(A run of records)
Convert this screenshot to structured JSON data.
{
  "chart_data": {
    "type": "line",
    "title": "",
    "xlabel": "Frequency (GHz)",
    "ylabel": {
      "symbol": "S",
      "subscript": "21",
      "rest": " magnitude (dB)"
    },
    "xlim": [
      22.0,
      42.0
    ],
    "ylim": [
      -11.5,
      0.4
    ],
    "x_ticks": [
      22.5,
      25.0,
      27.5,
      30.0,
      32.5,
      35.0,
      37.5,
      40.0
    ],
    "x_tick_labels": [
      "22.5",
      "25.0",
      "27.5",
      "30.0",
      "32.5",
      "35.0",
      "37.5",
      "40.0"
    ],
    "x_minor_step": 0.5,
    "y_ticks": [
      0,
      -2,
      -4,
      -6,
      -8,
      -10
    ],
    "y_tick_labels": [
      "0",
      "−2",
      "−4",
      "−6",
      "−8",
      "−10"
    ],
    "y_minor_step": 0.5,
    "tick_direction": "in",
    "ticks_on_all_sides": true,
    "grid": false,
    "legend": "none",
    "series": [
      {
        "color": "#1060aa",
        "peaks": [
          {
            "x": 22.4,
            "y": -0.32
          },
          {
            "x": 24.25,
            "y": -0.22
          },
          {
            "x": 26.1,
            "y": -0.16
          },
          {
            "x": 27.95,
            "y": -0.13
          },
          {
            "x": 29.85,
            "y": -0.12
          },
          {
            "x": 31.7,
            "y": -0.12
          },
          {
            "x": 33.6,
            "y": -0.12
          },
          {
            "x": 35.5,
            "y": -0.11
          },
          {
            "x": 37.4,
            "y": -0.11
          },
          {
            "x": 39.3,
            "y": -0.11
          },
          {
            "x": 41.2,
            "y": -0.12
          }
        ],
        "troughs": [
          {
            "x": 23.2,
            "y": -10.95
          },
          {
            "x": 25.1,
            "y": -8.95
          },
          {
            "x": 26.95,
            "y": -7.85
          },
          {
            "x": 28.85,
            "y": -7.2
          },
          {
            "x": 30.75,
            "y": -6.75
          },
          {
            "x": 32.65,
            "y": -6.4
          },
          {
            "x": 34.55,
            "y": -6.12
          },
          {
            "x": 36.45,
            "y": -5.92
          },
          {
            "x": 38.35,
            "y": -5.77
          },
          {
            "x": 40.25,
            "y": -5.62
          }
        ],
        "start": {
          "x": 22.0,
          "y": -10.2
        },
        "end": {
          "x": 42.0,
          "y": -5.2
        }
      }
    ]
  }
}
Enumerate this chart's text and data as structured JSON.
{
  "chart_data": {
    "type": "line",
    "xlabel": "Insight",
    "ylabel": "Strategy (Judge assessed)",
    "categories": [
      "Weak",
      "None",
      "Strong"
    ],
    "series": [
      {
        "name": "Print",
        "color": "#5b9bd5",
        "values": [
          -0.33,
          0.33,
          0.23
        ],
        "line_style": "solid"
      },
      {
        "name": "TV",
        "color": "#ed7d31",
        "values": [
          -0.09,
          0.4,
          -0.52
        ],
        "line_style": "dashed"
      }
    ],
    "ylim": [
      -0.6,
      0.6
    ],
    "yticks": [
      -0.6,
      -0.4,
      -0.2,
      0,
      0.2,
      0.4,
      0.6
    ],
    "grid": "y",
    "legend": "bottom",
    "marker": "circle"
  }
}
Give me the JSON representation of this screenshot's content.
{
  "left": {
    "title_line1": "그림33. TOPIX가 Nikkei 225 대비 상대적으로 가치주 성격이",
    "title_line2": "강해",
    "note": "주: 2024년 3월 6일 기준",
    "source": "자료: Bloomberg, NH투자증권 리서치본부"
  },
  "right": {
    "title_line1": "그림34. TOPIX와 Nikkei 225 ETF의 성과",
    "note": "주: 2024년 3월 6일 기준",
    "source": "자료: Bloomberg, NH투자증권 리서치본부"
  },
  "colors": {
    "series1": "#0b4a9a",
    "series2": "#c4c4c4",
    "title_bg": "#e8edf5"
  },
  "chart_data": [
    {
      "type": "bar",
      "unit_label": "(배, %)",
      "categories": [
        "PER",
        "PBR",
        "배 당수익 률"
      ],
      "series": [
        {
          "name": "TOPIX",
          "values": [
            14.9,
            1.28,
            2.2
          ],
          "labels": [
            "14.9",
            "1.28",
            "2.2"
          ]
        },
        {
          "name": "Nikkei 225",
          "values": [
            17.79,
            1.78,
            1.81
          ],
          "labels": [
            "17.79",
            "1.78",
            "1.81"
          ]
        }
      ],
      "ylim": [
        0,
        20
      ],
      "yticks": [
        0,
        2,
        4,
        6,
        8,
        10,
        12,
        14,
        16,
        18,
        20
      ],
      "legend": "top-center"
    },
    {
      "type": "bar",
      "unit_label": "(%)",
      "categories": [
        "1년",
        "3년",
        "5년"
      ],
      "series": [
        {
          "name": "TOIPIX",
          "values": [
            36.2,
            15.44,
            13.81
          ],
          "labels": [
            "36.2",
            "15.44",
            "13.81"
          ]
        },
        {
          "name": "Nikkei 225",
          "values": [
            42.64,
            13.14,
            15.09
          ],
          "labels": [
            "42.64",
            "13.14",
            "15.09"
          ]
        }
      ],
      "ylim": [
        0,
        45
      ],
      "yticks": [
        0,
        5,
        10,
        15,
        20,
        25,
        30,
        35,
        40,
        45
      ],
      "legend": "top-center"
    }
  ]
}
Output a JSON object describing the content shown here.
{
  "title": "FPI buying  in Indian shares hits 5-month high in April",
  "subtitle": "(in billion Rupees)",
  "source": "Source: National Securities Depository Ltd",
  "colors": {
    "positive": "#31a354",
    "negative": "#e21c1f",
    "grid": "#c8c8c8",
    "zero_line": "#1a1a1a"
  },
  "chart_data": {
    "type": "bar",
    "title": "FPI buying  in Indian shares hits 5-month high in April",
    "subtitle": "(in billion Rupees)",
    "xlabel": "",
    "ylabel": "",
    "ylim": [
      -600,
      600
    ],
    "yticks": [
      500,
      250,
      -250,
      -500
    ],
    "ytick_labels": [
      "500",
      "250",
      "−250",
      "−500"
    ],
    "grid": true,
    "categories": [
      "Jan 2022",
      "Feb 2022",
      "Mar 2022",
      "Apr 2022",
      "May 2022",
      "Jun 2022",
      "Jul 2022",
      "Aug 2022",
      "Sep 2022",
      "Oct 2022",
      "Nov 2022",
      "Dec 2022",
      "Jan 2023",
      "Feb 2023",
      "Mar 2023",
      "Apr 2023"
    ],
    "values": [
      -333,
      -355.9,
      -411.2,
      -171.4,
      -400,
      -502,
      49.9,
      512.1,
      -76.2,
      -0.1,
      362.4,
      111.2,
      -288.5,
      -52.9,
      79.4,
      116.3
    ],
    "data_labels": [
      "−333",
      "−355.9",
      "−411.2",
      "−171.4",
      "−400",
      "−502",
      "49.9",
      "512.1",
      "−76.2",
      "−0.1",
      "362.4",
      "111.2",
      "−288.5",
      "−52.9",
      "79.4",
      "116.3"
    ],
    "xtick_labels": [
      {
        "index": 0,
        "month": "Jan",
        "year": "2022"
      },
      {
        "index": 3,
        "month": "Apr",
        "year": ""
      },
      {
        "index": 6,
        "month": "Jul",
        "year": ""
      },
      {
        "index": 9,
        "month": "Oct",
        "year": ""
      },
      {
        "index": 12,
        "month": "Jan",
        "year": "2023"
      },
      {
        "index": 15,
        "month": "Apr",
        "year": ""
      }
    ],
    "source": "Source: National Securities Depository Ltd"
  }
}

## REQUIRED WORK
Write out every line from the records above, word for word.

## TASK RESULT
Convert this screenshot to structured JSON data.
{
  "chart_data": {
    "type": "line",
    "title": "",
    "xlabel": "Frequency (GHz)",
    "ylabel": {
      "symbol": "S",
      "subscript": "21",
      "rest": " magnitude (dB)"
    },
    "xlim": [
      22.0,
      42.0
    ],
    "ylim": [
      -11.5,
      0.4
    ],
    "x_ticks": [
      22.5,
      25.0,
      27.5,
      30.0,
      32.5,
      35.0,
      37.5,
      40.0
    ],
    "x_tick_labels": [
      "22.5",
      "25.0",
      "27.5",
      "30.0",
      "32.5",
      "35.0",
      "37.5",
      "40.0"
    ],
    "x_minor_step": 0.5,
    "y_ticks": [
      0,
      -2,
      -4,
      -6,
      -8,
      -10
    ],
    "y_tick_labels": [
      "0",
      "−2",
      "−4",
      "−6",
      "−8",
      "−10"
    ],
    "y_minor_step": 0.5,
    "tick_direction": "in",
    "ticks_on_all_sides": true,
    "grid": false,
    "legend": "none",
    "series": [
      {
        "color": "#1060aa",
        "peaks": [
          {
            "x": 22.4,
            "y": -0.32
          },
          {
            "x": 24.25,
            "y": -0.22
          },
          {
            "x": 26.1,
            "y": -0.16
          },
          {
            "x": 27.95,
            "y": -0.13
          },
          {
            "x": 29.85,
            "y": -0.12
          },
          {
            "x": 31.7,
            "y": -0.12
          },
          {
            "x": 33.6,
            "y": -0.12
          },
          {
            "x": 35.5,
            "y": -0.11
          },
          {
            "x": 37.4,
            "y": -0.11
          },
          {
            "x": 39.3,
            "y": -0.11
          },
          {
            "x": 41.2,
            "y": -0.12
          }
        ],
        "troughs": [
          {
            "x": 23.2,
            "y": -10.95
          },
          {
            "x": 25.1,
            "y": -8.95
          },
          {
            "x": 26.95,
            "y": -7.85
          },
          {
            "x": 28.85,
            "y": -7.2
          },
          {
            "x": 30.75,
            "y": -6.75
          },
          {
            "x": 32.65,
            "y": -6.4
          },
          {
            "x": 34.55,
            "y": -6.12
          },
          {
            "x": 36.45,
            "y": -5.92
          },
          {
            "x": 38.35,
            "y": -5.77
          },
          {
            "x": 40.25,
            "y": -5.62
          }
        ],
        "start": {
          "x": 22.0,
          "y": -10.2
        },
        "end": {
          "x": 42.0,
          "y": -5.2
        }
      }
    ]
  }
}
Enumerate this chart's text and data as structured JSON.
{
  "chart_data": {
    "type": "line",
    "xlabel": "Insight",
    "ylabel": "Strategy (Judge assessed)",
    "categories": [
      "Weak",
      "None",
      "Strong"
    ],
    "series": [
      {
        "name": "Print",
        "color": "#5b9bd5",
        "values": [
          -0.33,
          0.33,
          0.23
        ],
        "line_style": "solid"
      },
      {
        "name": "TV",
        "color": "#ed7d31",
        "values": [
          -0.09,
          0.4,
          -0.52
        ],
        "line_style": "dashed"
      }
    ],
    "ylim": [
      -0.6,
      0.6
    ],
    "yticks": [
      -0.6,
      -0.4,
      -0.2,
      0,
      0.2,
      0.4,
      0.6
    ],
    "grid": "y",
    "legend": "bottom",
    "marker": "circle"
  }
}
Give me the JSON representation of this screenshot's content.
{
  "left": {
    "title_line1": "그림33. TOPIX가 Nikkei 225 대비 상대적으로 가치주 성격이",
    "title_line2": "강해",
    "note": "주: 2024년 3월 6일 기준",
    "source": "자료: Bloomberg, NH투자증권 리서치본부"
  },
  "right": {
    "title_line1": "그림34. TOPIX와 Nikkei 225 ETF의 성과",
    "note": "주: 2024년 3월 6일 기준",
    "source": "자료: Bloomberg, NH투자증권 리서치본부"
  },
  "colors": {
    "series1": "#0b4a9a",
    "series2": "#c4c4c4",
    "title_bg": "#e8edf5"
  },
  "chart_data": [
    {
      "type": "bar",
      "unit_label": "(배, %)",
      "categories": [
        "PER",
        "PBR",
        "배 당수익 률"
      ],
      "series": [
        {
          "name": "TOPIX",
          "values": [
            14.9,
            1.28,
            2.2
          ],
          "labels": [
            "14.9",
            "1.28",
            "2.2"
          ]
        },
        {
          "name": "Nikkei 225",
          "values": [
            17.79,
            1.78,
            1.81
          ],
          "labels": [
            "17.79",
            "1.78",
            "1.81"
          ]
        }
      ],
      "ylim": [
        0,
        20
      ],
      "yticks": [
        0,
        2,
        4,
        6,
        8,
        10,
        12,
        14,
        16,
        18,
        20
      ],
      "legend": "top-center"
    },
    {
      "type": "bar",
      "unit_label": "(%)",
      "categories": [
        "1년",
        "3년",
        "5년"
      ],
      "series": [
        {
          "name": "TOIPIX",
          "values": [
            36.2,
            15.44,
            13.81
          ],
          "labels": [
            "36.2",
            "15.44",
            "13.81"
          ]
        },
        {
          "name": "Nikkei 225",
          "values": [
            42.64,
            13.14,
            15.09
          ],
          "labels": [
            "42.64",
            "13.14",
            "15.09"
          ]
        }
      ],
      "ylim": [
        0,
        45
      ],
      "yticks": [
        0,
        5,
        10,
        15,
        20,
        25,
        30,
        35,
        40,
        45
      ],
      "legend": "top-center"
    }
  ]
}
Output a JSON object describing the content shown here.
{
  "title": "FPI buying  in Indian shares hits 5-month high in April",
  "subtitle": "(in billion Rupees)",
  "source": "Source: National Securities Depository Ltd",
  "colors": {
    "positive": "#31a354",
    "negative": "#e21c1f",
    "grid": "#c8c8c8",
    "zero_line": "#1a1a1a"
  },
  "chart_data": {
    "type": "bar",
    "title": "FPI buying  in Indian shares hits 5-month high in April",
    "subtitle": "(in billion Rupees)",
    "xlabel": "",
    "ylabel": "",
    "ylim": [
      -600,
      600
    ],
    "yticks": [
      500,
      250,
      -250,
      -500
    ],
    "ytick_labels": [
      "500",
      "250",
      "−250",
      "−500"
    ],
    "grid": true,
    "categories": [
      "Jan 2022",
      "Feb 2022",
      "Mar 2022",
      "Apr 2022",
      "May 2022",
      "Jun 2022",
      "Jul 2022",
      "Aug 2022",
      "Sep 2022",
      "Oct 2022",
      "Nov 2022",
      "Dec 2022",
      "Jan 2023",
      "Feb 2023",
      "Mar 2023",
      "Apr 2023"
    ],
    "values": [
      -333,
      -355.9,
      -411.2,
      -171.4,
      -400,
      -502,
      49.9,
      512.1,
      -76.2,
      -0.1,
      362.4,
      111.2,
      -288.5,
      -52.9,
      79.4,
      116.3
    ],
    "data_labels": [
      "−333",
      "−355.9",
      "−411.2",
      "−171.4",
      "−400",
      "−502",
      "49.9",
      "512.1",
      "−76.2",
      "−0.1",
      "362.4",
      "111.2",
      "−288.5",
      "−52.9",
      "79.4",
      "116.3"
    ],
    "xtick_labels": [
      {
        "index": 0,
        "month": "Jan",
        "year": "2022"
      },
      {
        "index": 3,
        "month": "Apr",
        "year": ""
      },
      {
        "index": 6,
        "month": "Jul",
        "year": ""
      },
      {
        "index": 9,
        "month": "Oct",
        "year": ""
      },
      {
        "index": 12,
        "month": "Jan",
        "year": "2023"
      },
      {
        "index": 15,
        "month": "Apr",
        "year": ""
      }
    ],
    "source": "Source: National Securities Depository Ltd"
  }
}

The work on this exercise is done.